__Short problem__
Where a line of the material contains the string "Cases", copy that line.

__Exercise inputs__

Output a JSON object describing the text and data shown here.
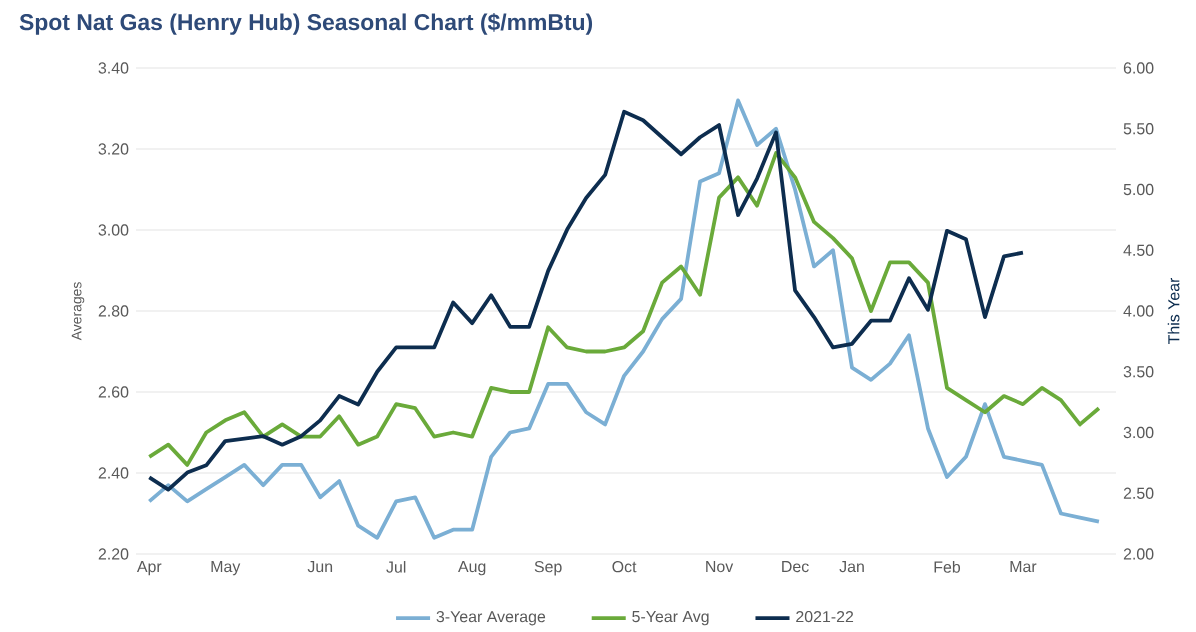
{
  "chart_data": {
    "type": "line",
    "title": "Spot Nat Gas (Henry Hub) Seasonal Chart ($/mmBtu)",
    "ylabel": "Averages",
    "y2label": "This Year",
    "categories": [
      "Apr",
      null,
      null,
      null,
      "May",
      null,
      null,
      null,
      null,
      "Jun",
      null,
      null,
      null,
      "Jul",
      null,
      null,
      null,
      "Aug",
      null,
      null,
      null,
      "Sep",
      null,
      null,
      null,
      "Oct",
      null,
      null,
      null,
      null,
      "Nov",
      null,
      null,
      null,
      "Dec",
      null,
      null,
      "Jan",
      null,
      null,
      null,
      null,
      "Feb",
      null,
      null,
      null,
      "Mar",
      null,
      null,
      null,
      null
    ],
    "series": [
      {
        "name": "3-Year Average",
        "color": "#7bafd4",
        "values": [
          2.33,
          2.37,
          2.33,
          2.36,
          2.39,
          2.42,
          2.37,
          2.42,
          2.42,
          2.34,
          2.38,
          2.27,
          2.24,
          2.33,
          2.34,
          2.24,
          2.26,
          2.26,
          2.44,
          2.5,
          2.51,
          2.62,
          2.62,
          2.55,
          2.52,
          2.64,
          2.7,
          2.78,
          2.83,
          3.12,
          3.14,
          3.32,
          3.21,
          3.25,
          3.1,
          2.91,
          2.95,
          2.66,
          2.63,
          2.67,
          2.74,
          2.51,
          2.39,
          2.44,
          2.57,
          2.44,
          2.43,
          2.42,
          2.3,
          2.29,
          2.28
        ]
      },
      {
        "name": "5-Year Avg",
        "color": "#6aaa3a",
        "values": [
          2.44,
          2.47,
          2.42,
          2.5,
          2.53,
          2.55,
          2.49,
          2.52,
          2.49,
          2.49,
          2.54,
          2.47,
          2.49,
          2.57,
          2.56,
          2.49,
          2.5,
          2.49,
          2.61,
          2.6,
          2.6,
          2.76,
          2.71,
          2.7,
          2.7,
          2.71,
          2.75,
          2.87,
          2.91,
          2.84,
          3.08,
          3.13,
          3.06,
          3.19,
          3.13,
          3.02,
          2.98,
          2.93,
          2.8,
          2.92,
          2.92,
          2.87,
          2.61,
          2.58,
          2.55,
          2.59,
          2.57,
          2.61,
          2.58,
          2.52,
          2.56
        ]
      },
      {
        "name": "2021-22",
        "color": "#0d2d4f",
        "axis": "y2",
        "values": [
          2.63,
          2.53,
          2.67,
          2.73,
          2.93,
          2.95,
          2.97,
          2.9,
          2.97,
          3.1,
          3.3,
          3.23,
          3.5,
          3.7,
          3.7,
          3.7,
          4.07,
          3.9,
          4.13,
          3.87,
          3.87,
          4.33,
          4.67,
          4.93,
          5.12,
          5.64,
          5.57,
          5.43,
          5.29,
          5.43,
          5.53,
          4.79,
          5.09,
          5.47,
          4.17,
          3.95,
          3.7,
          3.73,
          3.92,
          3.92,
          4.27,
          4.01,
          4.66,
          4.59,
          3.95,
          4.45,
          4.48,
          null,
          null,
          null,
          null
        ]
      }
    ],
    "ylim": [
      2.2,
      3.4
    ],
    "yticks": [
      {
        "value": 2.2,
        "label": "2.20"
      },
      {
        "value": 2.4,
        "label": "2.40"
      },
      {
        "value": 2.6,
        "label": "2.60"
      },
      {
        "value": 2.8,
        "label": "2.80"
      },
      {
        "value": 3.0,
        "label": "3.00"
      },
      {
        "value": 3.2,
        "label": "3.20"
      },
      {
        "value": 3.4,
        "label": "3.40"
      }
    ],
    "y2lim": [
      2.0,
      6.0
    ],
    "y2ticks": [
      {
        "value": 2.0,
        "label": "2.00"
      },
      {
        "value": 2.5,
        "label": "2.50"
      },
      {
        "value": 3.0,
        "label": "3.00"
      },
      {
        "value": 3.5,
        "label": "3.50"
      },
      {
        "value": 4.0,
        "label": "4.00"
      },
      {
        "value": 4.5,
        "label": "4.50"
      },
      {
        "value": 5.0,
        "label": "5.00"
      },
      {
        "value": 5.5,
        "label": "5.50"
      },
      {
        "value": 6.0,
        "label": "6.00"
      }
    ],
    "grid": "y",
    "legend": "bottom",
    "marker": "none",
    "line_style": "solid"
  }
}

==

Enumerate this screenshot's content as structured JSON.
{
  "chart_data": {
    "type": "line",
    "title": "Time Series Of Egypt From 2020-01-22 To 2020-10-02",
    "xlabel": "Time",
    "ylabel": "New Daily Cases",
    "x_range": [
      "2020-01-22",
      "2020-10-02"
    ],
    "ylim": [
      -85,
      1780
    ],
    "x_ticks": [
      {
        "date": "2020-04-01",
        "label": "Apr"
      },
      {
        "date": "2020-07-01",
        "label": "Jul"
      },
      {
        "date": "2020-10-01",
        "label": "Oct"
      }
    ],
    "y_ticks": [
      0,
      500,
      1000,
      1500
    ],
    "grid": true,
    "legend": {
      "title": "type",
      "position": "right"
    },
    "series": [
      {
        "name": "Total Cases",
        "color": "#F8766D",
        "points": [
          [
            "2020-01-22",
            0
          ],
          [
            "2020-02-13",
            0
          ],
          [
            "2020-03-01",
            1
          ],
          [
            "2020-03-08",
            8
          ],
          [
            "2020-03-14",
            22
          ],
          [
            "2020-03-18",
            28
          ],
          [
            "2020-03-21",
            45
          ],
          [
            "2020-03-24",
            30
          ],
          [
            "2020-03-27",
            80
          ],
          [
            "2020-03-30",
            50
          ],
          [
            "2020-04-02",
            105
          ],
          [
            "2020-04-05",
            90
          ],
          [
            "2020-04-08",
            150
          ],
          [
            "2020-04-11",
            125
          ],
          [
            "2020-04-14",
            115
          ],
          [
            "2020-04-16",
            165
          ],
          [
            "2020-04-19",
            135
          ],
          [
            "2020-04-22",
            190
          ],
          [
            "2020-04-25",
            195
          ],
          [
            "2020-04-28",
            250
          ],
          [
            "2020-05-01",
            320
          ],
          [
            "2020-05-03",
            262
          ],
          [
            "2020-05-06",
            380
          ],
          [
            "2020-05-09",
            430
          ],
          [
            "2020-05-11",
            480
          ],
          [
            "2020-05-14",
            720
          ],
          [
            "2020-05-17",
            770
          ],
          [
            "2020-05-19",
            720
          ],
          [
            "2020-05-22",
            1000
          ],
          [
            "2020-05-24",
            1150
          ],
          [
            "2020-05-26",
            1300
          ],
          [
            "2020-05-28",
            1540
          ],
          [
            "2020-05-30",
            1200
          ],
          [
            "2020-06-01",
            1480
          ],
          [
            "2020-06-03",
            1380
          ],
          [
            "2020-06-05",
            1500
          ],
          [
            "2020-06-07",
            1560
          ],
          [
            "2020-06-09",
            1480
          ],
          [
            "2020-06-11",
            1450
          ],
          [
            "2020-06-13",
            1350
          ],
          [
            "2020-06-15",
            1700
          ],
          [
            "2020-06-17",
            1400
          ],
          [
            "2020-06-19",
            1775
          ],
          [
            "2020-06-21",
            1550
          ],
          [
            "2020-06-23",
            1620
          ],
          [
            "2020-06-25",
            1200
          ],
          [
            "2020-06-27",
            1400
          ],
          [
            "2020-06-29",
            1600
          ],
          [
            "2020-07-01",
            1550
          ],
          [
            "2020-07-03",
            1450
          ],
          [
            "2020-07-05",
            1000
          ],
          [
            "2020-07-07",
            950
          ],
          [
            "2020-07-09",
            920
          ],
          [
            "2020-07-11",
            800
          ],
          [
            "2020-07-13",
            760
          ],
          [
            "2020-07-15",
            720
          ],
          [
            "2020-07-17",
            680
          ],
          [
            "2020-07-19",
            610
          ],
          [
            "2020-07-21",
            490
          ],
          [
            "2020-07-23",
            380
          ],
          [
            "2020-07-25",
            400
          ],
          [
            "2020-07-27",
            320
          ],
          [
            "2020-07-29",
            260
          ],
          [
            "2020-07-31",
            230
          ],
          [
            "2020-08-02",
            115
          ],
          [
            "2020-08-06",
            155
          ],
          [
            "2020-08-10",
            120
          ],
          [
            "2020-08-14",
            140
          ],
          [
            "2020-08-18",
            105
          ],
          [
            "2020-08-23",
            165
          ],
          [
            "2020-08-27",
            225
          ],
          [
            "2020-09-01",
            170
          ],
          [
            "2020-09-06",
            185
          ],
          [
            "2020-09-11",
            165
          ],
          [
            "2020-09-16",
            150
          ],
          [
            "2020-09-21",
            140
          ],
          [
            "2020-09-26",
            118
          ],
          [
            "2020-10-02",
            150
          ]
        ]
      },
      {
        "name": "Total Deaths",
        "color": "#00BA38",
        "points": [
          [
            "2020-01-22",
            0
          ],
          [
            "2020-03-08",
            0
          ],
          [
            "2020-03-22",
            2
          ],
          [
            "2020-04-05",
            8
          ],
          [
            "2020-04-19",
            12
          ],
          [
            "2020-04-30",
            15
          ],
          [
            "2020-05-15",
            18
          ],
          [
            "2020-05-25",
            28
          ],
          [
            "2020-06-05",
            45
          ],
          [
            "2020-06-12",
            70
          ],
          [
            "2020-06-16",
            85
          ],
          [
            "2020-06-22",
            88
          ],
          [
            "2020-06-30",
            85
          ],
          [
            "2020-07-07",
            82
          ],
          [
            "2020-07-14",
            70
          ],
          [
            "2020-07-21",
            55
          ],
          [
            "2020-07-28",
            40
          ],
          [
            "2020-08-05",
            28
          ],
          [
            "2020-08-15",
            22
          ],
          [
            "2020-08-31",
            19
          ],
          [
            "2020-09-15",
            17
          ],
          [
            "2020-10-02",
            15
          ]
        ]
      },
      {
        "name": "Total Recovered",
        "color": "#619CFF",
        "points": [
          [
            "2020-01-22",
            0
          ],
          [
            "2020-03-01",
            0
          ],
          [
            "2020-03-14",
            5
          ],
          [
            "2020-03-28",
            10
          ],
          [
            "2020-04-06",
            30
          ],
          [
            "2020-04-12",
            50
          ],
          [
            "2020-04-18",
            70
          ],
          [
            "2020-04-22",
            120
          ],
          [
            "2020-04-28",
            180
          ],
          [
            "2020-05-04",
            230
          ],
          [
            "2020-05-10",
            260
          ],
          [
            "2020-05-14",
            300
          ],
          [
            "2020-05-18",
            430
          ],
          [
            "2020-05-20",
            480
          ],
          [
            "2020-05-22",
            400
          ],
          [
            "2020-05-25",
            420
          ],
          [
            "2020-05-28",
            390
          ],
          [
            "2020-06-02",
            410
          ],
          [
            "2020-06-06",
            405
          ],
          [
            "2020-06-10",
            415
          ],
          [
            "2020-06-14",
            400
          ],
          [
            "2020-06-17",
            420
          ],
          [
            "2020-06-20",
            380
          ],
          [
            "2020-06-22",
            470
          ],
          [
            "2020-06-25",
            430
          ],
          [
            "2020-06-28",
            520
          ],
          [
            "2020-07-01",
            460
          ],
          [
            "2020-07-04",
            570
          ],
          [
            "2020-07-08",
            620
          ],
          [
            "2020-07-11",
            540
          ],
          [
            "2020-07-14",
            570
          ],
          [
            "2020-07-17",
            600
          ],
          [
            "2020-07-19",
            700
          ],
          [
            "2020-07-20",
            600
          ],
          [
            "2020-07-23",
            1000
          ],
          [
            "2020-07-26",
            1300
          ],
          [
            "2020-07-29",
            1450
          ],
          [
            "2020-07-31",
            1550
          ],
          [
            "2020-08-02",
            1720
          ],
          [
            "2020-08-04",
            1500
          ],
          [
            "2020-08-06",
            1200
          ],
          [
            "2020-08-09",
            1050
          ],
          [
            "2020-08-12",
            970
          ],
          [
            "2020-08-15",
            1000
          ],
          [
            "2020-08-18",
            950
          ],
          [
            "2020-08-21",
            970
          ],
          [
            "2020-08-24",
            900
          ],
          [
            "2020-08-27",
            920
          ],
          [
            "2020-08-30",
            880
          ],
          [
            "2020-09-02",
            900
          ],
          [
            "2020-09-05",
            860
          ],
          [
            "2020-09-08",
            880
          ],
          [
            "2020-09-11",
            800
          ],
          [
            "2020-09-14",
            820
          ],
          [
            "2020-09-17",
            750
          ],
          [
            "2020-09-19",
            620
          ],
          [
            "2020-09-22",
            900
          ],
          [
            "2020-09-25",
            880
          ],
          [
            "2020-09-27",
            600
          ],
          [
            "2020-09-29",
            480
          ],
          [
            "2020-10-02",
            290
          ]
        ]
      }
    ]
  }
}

__Output for this task__
    "ylabel": "New Daily Cases",
        "name": "Total Cases",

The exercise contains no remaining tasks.